練習問題 1.
次の(a)〜(c)がLeolaの記事の内容と合うかどうかを、はい・いいえで答えよ。判断の決め手となる記事中の語句をそのまま引用して添えること。
(a) 「Leola」はハワイ語で“月の歌声”を意味する。
(b) 「Rainbow」の作詞はLeola自身が手掛けている。
(c) Leolaは小学校時代から流行のJ-POPを聴くようになった。
練習問題 2.
Leolaの記事が彼女を「まさに時代が求めるアーティスト」と評する理由を、記事に書かれている範囲で1〜3文で説明せよ。
練習問題 3.
Leolaの記事について、次の問いに答えよ。
(a) Leolaは何月何日に、何という作品でデビューしたか。
(b) 歌が好きな母のもとで、Leolaはどのアーティストなどのフォークソングを聴いて育ったか。
(c) Leolaが深い関心を持った海外の女性シンガーソングライターとして、誰の名前が挙げられているか。

2016年04月28日 00:11  リアルサウンド

リアルサウンド

Leola

 波の音を感じるグルーヴィーなアコースティック・サウンドと、包容力のある伸びやかな歌声――話題のソロシンガー・Leola(レオラ)が4月27日、シングル『Rainbow』でデビューした。「Leola」とは、ハワイ語で“太陽の歌声”を意味する。表題曲「Rainbow」はそのアーティストネーム通り、悩みや悲しみを抱えた人々を温かく照らし、軽やかな足取りで海に連れ出してくれるような良曲に仕上がった。


 彼女は自身の音楽性を“ビーチ・ミュージック”と謳っているが、その楽曲は、いわゆる“サーフ・ミュージック”にはノりきれない――例えるなら、ひとりで海を眺めるような人たちも優しく包み込み、そっと背中を押すような言葉に満ちている。自身が作詞を手掛ける「Rainbow」では、<君の心は雨模様 晴らす事なんて出来ないけど せめてこの傘をどうぞ><その涙をすくい上げて 愛してもいいんじゃない?>と、誰にも伝わる、しかし独特なワーディングで、リスナーの心に寄り添っているのが印象的だ。ライブで軽快にノることができ、かつ癒やしを感じられるという意味で、まさに時代が求めるアーティストと言えるだろう。


 デビュー前に収録されたオフィシャルインタビューによれば、Leolaは歌が好きな母のもと、チューリップや井上陽水などのフォークソングを聴いて育った。小学校時代からは流行のJ-POPを聴くようになり、その後はシェリル・クロウやミシェル・ブランチなど、海外の女性シンガーソングライターにも深い関心を持つことに。同時に、懐かしいカントリーやフォーク、またサーフ・ミュージックもよく聴き、そのすべてが現在の音楽性につながっているようだ。洋楽的な抜けのいいサウンドに、懐かしさや心地よさ、強い個性と耳馴染みのよさがハイブリッドされた、新たなスタイルを確立している。

[ラベル付きボックスの記録]
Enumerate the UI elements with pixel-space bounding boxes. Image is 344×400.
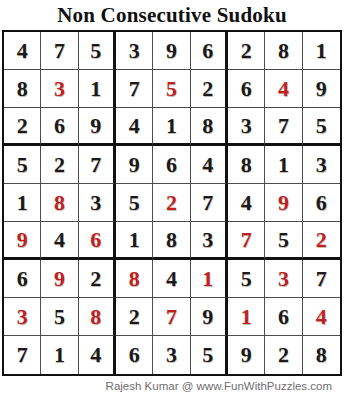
cell-r5c1: 1 [4, 184, 41, 222]
cell-r6c7: 7 [228, 222, 265, 260]
cell-r5c4: 5 [116, 184, 153, 222]
cell-r2c1: 8 [4, 70, 41, 108]
cell-r4c1: 5 [4, 146, 41, 184]
cell-r2c7: 6 [228, 70, 265, 108]
cell-r4c2: 2 [41, 146, 78, 184]
cell-r2c9: 9 [303, 70, 340, 108]
cell-r9c3: 4 [79, 336, 116, 374]
puzzle-page: Non Consecutive Sudoku 47539628183175264… [0, 0, 344, 400]
cell-r6c6: 3 [191, 222, 228, 260]
cell-r8c7: 1 [228, 298, 265, 336]
cell-r2c3: 1 [79, 70, 116, 108]
cell-r6c4: 1 [116, 222, 153, 260]
cell-r6c3: 6 [79, 222, 116, 260]
cell-r7c7: 5 [228, 260, 265, 298]
cell-r2c6: 2 [191, 70, 228, 108]
cell-r9c9: 8 [303, 336, 340, 374]
cell-r3c4: 4 [116, 108, 153, 146]
cell-r1c4: 3 [116, 32, 153, 70]
cell-r9c2: 1 [41, 336, 78, 374]
cell-r4c7: 8 [228, 146, 265, 184]
cell-r9c1: 7 [4, 336, 41, 374]
cell-r4c3: 7 [79, 146, 116, 184]
cell-r6c1: 9 [4, 222, 41, 260]
cell-r6c2: 4 [41, 222, 78, 260]
cell-r7c3: 2 [79, 260, 116, 298]
cell-r8c6: 9 [191, 298, 228, 336]
cell-r6c8: 5 [265, 222, 302, 260]
cell-r3c6: 8 [191, 108, 228, 146]
cell-r8c8: 6 [265, 298, 302, 336]
cell-r9c6: 5 [191, 336, 228, 374]
cell-r8c1: 3 [4, 298, 41, 336]
cell-r9c5: 3 [153, 336, 190, 374]
cell-r1c2: 7 [41, 32, 78, 70]
cell-r2c8: 4 [265, 70, 302, 108]
cell-r7c8: 3 [265, 260, 302, 298]
cell-r7c5: 4 [153, 260, 190, 298]
cell-r4c8: 1 [265, 146, 302, 184]
cell-r5c5: 2 [153, 184, 190, 222]
page-title: Non Consecutive Sudoku [0, 3, 344, 28]
cell-r1c5: 9 [153, 32, 190, 70]
cell-r5c2: 8 [41, 184, 78, 222]
cell-r4c5: 6 [153, 146, 190, 184]
cell-r3c8: 7 [265, 108, 302, 146]
cell-r5c7: 4 [228, 184, 265, 222]
cell-r2c2: 3 [41, 70, 78, 108]
cell-r3c9: 5 [303, 108, 340, 146]
cell-r7c2: 9 [41, 260, 78, 298]
cell-r5c9: 6 [303, 184, 340, 222]
cell-r7c9: 7 [303, 260, 340, 298]
cell-r4c6: 4 [191, 146, 228, 184]
cell-r1c3: 5 [79, 32, 116, 70]
cell-r6c5: 8 [153, 222, 190, 260]
cell-r3c2: 6 [41, 108, 78, 146]
cell-r2c5: 5 [153, 70, 190, 108]
cell-r1c9: 1 [303, 32, 340, 70]
cell-r7c6: 1 [191, 260, 228, 298]
cell-r5c3: 3 [79, 184, 116, 222]
cell-r9c8: 2 [265, 336, 302, 374]
cell-r5c8: 9 [265, 184, 302, 222]
cell-r8c5: 7 [153, 298, 190, 336]
cell-r6c9: 2 [303, 222, 340, 260]
cell-r3c1: 2 [4, 108, 41, 146]
sudoku-grid: 4753962818317526492694183755279648131835… [2, 30, 342, 376]
cell-r8c2: 5 [41, 298, 78, 336]
cell-r1c7: 2 [228, 32, 265, 70]
cell-r8c4: 2 [116, 298, 153, 336]
cell-r1c6: 6 [191, 32, 228, 70]
cell-r8c3: 8 [79, 298, 116, 336]
cell-r4c9: 3 [303, 146, 340, 184]
cell-r4c4: 9 [116, 146, 153, 184]
credit-text: Rajesh Kumar @ www.FunWithPuzzles.com [106, 380, 332, 392]
cell-r3c5: 1 [153, 108, 190, 146]
cell-r2c4: 7 [116, 70, 153, 108]
cell-r1c1: 4 [4, 32, 41, 70]
cell-r1c8: 8 [265, 32, 302, 70]
cell-r7c4: 8 [116, 260, 153, 298]
cell-r3c3: 9 [79, 108, 116, 146]
cell-r7c1: 6 [4, 260, 41, 298]
cell-r8c9: 4 [303, 298, 340, 336]
cell-r5c6: 7 [191, 184, 228, 222]
cell-r9c7: 9 [228, 336, 265, 374]
cell-r3c7: 3 [228, 108, 265, 146]
cell-r9c4: 6 [116, 336, 153, 374]
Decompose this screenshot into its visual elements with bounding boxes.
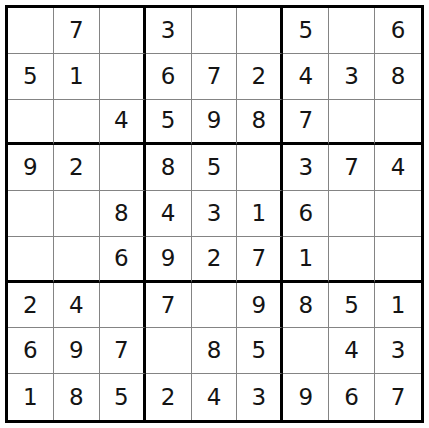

練習問題の解答 1.
(a) いいえ。「「Leola」とは、ハワイ語で“太陽の歌声”を意味する」
(b) はい。「自身が作詞を手掛ける「Rainbow」では」
(c) はい。「小学校時代からは流行のJ-POPを聴くようになり」

練習問題の解答 2.
ライブで軽快にノることができ、しかも癒やしを感じられるという意味で、時代が求めるアーティストだと述べられている。

練習問題の解答 3.
(a) 4月27日に、シングル『Rainbow』でデビューした。
(b) チューリップや井上陽水など。
(c) シェリル・クロウやミシェル・ブランチ。